AIM OF THE EXERCISE
Set the data down again, exactly as it reads, but without the pictures.

RECORDS PROVIDED
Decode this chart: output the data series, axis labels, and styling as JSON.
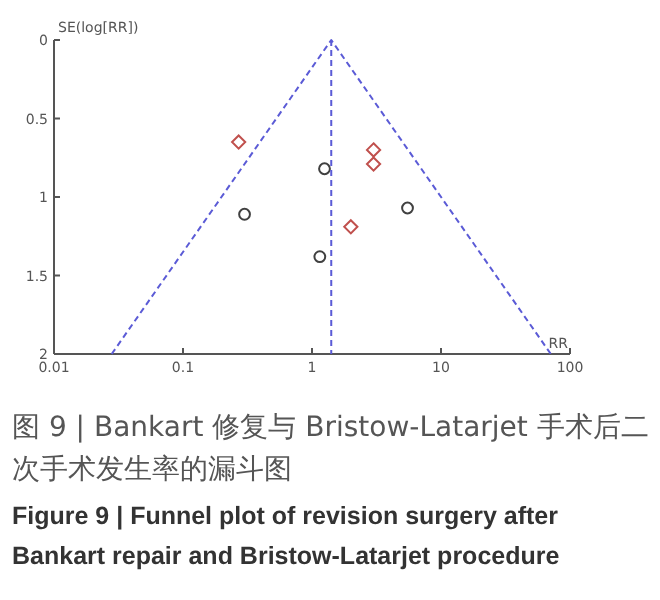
{
  "chart_data": {
    "type": "scatter",
    "title": "图 9 | Bankart 修复与 Bristow-Latarjet 手术后二次手术发生率的漏斗图",
    "subtitle": "Figure 9 | Funnel plot of revision surgery after Bankart repair and Bristow-Latarjet procedure",
    "xlabel": "RR",
    "ylabel": "SE(log[RR])",
    "log": "x",
    "xlim": [
      0.01,
      100
    ],
    "ylim": [
      2,
      0
    ],
    "xticks": [
      0.01,
      0.1,
      1,
      10,
      100
    ],
    "yticks": [
      0,
      0.5,
      1,
      1.5,
      2
    ],
    "grid": false,
    "series": [
      {
        "marker": "diamond",
        "color": "#c0504d",
        "x": [
          0.27,
          3.0,
          3.0,
          2.0
        ],
        "values": [
          0.65,
          0.7,
          0.79,
          1.19
        ]
      },
      {
        "marker": "circle",
        "color": "#404040",
        "x": [
          1.25,
          0.3,
          5.5,
          1.15
        ],
        "values": [
          0.82,
          1.11,
          1.07,
          1.38
        ]
      },
      {
        "type": "line",
        "line_style": "dashed",
        "color": "#5b5bd6",
        "x": [
          0.028,
          1.41,
          71
        ],
        "values": [
          2,
          0,
          2
        ]
      },
      {
        "type": "line",
        "line_style": "dashed",
        "color": "#5b5bd6",
        "x": [
          1.41,
          1.41
        ],
        "values": [
          0,
          2
        ]
      }
    ]
  }
}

FULL OUTPUT
Decode this chart: output the data series, axis labels, and styling as JSON.
{
  "chart_data": {
    "type": "scatter",
    "title": "图 9 | Bankart 修复与 Bristow-Latarjet 手术后二次手术发生率的漏斗图",
    "subtitle": "Figure 9 | Funnel plot of revision surgery after Bankart repair and Bristow-Latarjet procedure",
    "xlabel": "RR",
    "ylabel": "SE(log[RR])",
    "log": "x",
    "xlim": [
      0.01,
      100
    ],
    "ylim": [
      2,
      0
    ],
    "xticks": [
      0.01,
      0.1,
      1,
      10,
      100
    ],
    "yticks": [
      0,
      0.5,
      1,
      1.5,
      2
    ],
    "grid": false,
    "series": [
      {
        "marker": "diamond",
        "color": "#c0504d",
        "x": [
          0.27,
          3.0,
          3.0,
          2.0
        ],
        "values": [
          0.65,
          0.7,
          0.79,
          1.19
        ]
      },
      {
        "marker": "circle",
        "color": "#404040",
        "x": [
          1.25,
          0.3,
          5.5,
          1.15
        ],
        "values": [
          0.82,
          1.11,
          1.07,
          1.38
        ]
      },
      {
        "type": "line",
        "line_style": "dashed",
        "color": "#5b5bd6",
        "x": [
          0.028,
          1.41,
          71
        ],
        "values": [
          2,
          0,
          2
        ]
      },
      {
        "type": "line",
        "line_style": "dashed",
        "color": "#5b5bd6",
        "x": [
          1.41,
          1.41
        ],
        "values": [
          0,
          2
        ]
      }
    ]
  }
}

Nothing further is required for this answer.